Goal of the exercise: Repeat the entries that follow verbatim, without any of their pictures.

Data section:
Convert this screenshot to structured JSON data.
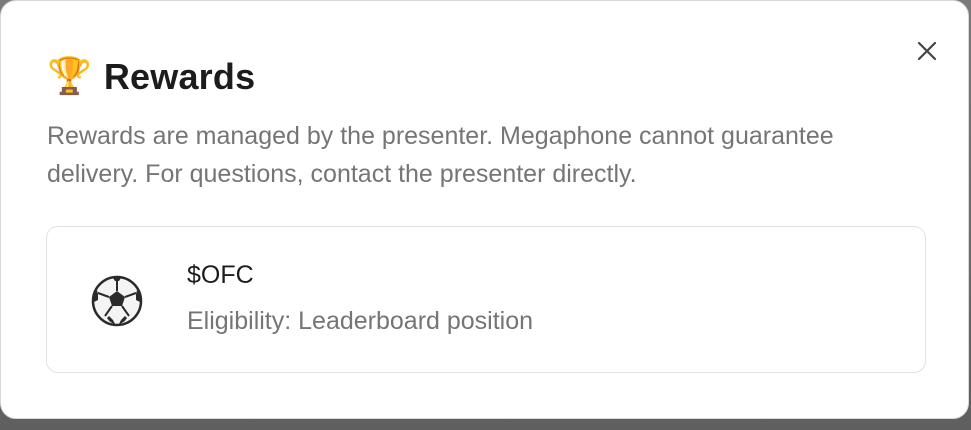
{
  "modal": {
    "title_emoji": "🏆",
    "title": "Rewards",
    "description": "Rewards are managed by the presenter. Megaphone cannot guarantee delivery. For questions, contact the presenter directly.",
    "close_icon": "close-icon"
  },
  "rewards": [
    {
      "icon": "soccer-ball-icon",
      "name": "$OFC",
      "eligibility": "Eligibility: Leaderboard position"
    }
  ],
  "colors": {
    "title": "#1c1c1c",
    "muted_text": "#757575",
    "card_border": "#e2e2e2",
    "backdrop": "#6b6b6b"
  }
}
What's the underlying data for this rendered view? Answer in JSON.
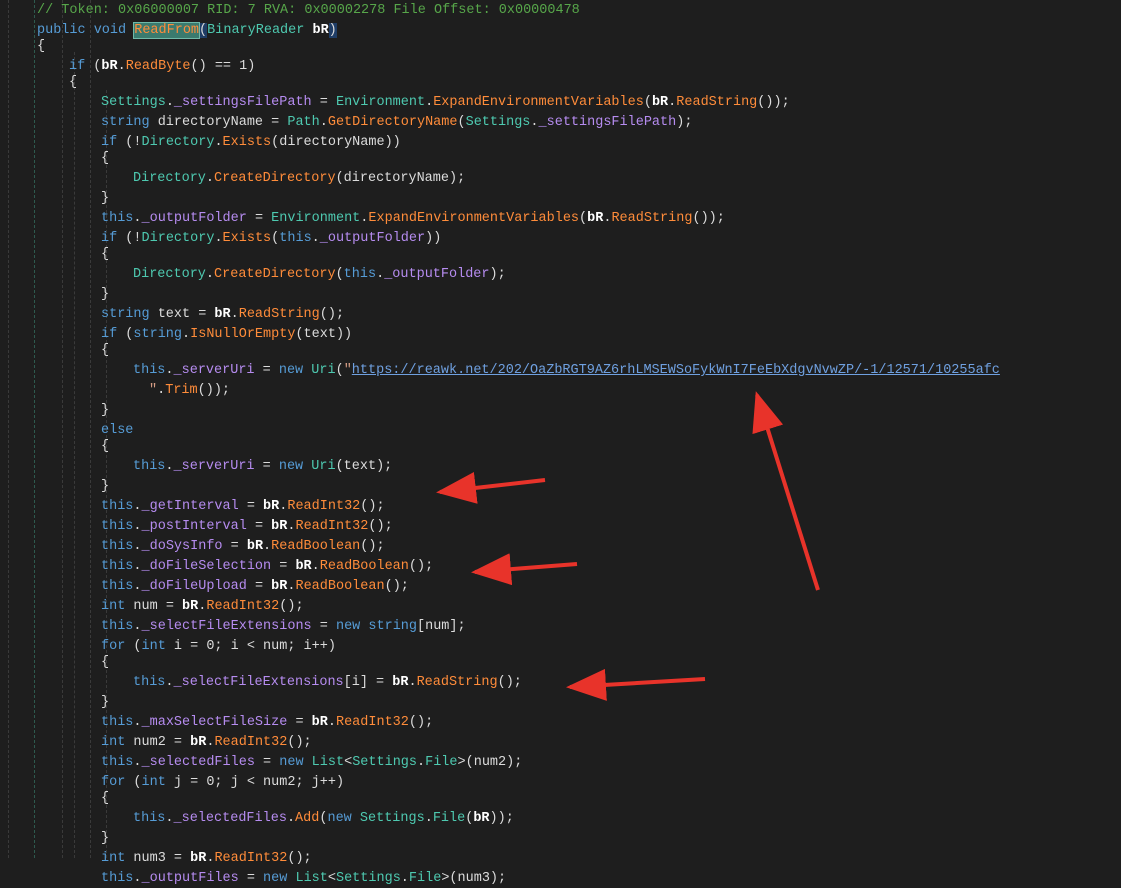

Solution to this task:
Convert this screenshot to structured JSON data.
{
  "modal": {
    "title_emoji": "🏆",
    "title": "Rewards",
    "description": "Rewards are managed by the presenter. Megaphone cannot guarantee delivery. For questions, contact the presenter directly.",
    "close_icon": "close-icon"
  },
  "rewards": [
    {
      "icon": "soccer-ball-icon",
      "name": "$OFC",
      "eligibility": "Eligibility: Leaderboard position"
    }
  ],
  "colors": {
    "title": "#1c1c1c",
    "muted_text": "#757575",
    "card_border": "#e2e2e2",
    "backdrop": "#6b6b6b"
  }
}
What's the underlying data for this rendered view? Answer in JSON.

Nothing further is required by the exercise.